#### INPUT MATERIAL ####

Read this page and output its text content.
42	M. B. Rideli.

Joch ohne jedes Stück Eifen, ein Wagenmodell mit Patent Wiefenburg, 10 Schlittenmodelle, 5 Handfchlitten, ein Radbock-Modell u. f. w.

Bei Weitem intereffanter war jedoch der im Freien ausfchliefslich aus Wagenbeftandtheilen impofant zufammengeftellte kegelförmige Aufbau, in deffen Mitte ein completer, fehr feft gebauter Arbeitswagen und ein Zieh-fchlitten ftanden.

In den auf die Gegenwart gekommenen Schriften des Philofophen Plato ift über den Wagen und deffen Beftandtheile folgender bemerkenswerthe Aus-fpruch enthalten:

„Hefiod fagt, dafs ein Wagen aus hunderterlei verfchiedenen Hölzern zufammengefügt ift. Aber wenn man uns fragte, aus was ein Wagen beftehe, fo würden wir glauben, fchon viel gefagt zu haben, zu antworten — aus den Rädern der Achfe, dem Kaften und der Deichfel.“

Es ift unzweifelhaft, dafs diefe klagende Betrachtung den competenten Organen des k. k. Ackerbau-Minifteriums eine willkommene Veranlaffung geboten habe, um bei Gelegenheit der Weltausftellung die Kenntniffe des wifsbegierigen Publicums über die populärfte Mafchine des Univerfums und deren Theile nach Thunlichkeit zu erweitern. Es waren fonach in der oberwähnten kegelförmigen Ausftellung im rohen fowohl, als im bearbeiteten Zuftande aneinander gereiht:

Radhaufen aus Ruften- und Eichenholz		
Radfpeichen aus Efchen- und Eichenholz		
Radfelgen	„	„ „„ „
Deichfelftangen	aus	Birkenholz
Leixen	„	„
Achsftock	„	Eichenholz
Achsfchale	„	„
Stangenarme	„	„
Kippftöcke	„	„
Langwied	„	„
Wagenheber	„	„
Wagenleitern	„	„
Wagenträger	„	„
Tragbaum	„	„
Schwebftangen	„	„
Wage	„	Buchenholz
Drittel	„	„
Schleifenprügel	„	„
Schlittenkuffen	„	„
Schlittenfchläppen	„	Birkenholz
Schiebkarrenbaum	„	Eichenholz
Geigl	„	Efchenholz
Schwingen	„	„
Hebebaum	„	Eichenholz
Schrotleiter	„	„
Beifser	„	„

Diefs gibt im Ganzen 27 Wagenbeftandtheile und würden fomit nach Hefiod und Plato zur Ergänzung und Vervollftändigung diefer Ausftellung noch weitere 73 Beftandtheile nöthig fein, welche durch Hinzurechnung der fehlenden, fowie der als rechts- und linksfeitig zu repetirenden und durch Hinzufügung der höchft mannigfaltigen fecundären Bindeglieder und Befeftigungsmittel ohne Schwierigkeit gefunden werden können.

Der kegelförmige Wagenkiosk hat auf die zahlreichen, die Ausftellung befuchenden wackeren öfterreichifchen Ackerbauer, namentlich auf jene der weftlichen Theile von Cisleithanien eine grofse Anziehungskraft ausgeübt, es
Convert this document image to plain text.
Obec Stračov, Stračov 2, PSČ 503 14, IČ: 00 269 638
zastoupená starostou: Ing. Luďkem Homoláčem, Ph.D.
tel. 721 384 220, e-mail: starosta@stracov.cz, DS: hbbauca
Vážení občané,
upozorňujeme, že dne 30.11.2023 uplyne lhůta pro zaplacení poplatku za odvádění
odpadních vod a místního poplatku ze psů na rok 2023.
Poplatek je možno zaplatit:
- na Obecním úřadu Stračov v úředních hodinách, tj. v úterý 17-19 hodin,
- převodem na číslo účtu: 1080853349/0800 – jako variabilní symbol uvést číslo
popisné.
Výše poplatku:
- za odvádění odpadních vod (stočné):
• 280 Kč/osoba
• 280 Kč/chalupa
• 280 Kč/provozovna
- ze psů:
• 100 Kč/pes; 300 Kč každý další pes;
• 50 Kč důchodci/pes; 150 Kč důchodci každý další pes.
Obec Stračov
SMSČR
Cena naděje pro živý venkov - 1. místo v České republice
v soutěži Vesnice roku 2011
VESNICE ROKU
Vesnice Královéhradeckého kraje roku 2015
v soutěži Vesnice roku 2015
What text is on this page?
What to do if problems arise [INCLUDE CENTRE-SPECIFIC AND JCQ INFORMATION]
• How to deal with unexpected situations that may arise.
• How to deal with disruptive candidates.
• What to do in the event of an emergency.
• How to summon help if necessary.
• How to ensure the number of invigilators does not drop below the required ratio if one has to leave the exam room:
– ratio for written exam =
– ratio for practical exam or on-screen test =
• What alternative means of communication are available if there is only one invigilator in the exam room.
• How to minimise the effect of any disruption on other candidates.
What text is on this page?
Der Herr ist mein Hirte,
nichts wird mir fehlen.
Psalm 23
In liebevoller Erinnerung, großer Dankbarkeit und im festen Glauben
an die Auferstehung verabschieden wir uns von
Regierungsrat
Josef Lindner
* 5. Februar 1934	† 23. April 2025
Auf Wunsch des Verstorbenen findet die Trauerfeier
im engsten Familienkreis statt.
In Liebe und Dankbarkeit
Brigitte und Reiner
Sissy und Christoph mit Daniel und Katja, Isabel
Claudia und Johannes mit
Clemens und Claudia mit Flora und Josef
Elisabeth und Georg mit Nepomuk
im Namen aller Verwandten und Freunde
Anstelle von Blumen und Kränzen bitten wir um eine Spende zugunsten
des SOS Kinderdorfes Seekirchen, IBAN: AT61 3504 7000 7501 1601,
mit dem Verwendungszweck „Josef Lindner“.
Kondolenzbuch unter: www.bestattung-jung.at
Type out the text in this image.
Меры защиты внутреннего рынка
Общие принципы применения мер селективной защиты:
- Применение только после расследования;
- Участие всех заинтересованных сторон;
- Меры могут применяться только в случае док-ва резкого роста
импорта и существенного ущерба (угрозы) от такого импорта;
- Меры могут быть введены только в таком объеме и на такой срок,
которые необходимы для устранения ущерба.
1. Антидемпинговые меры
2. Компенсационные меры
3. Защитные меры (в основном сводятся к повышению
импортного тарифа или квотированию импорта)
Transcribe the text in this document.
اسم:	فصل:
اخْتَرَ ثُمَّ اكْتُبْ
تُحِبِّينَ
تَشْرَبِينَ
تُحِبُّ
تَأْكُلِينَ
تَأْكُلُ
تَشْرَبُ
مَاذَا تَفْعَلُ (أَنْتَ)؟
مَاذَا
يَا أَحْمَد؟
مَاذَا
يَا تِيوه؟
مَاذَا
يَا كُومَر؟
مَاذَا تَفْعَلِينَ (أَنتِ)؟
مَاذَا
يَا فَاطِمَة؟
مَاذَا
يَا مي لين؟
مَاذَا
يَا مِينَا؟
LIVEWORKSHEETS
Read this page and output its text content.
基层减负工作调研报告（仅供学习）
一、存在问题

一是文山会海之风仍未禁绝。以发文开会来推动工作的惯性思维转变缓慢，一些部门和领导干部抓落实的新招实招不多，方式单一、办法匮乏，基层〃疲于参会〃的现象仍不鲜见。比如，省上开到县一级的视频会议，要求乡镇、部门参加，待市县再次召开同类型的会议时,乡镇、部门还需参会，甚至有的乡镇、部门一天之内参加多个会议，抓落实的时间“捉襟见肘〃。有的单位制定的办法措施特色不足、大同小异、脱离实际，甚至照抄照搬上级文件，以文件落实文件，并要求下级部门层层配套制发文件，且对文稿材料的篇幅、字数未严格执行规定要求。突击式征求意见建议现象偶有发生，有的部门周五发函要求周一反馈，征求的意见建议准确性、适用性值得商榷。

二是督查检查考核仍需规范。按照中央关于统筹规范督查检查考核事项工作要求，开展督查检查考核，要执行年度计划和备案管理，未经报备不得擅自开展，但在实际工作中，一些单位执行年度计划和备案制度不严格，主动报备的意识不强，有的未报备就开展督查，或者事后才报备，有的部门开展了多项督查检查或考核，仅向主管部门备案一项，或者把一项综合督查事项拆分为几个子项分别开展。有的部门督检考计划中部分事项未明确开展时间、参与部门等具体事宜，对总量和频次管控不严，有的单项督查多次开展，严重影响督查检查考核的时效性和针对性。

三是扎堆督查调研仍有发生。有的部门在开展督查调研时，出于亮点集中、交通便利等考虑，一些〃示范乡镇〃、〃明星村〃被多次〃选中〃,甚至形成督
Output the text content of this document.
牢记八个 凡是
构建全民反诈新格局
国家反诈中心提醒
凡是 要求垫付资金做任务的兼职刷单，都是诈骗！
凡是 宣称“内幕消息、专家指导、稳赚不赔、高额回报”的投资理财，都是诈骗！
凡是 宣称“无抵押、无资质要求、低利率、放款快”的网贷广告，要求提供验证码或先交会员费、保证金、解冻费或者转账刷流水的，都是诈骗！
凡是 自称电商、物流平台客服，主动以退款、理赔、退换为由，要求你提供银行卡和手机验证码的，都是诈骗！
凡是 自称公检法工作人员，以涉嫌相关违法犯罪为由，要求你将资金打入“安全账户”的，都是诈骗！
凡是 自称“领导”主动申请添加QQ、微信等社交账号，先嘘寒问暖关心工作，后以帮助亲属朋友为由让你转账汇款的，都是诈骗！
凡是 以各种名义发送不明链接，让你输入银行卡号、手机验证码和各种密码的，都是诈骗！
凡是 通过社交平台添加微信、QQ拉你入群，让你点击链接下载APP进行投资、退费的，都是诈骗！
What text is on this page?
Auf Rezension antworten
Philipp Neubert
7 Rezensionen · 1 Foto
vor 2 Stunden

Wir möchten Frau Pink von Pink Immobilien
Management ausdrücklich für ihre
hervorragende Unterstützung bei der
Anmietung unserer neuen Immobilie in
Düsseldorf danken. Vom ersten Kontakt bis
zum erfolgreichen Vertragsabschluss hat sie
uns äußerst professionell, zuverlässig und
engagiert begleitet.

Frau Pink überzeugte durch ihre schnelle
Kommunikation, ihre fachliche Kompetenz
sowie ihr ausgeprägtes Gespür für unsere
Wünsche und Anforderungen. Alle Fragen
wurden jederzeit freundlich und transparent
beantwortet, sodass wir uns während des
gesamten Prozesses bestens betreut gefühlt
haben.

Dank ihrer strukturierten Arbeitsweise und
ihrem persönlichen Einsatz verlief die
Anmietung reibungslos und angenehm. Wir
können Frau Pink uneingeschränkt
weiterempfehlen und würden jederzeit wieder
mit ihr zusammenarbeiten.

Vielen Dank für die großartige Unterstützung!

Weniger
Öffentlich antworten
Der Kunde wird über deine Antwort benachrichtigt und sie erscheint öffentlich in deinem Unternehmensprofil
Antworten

####

Which lines hold the string "exam"? Copy all of them from the data above.

• [EXERCISE OUTPUT]
• How to ensure the number of invigilators does not drop below the required ratio if one has to leave the exam room:
– ratio for written exam =
– ratio for practical exam or on-screen test =
• What alternative means of communication are available if there is only one invigilator in the exam room.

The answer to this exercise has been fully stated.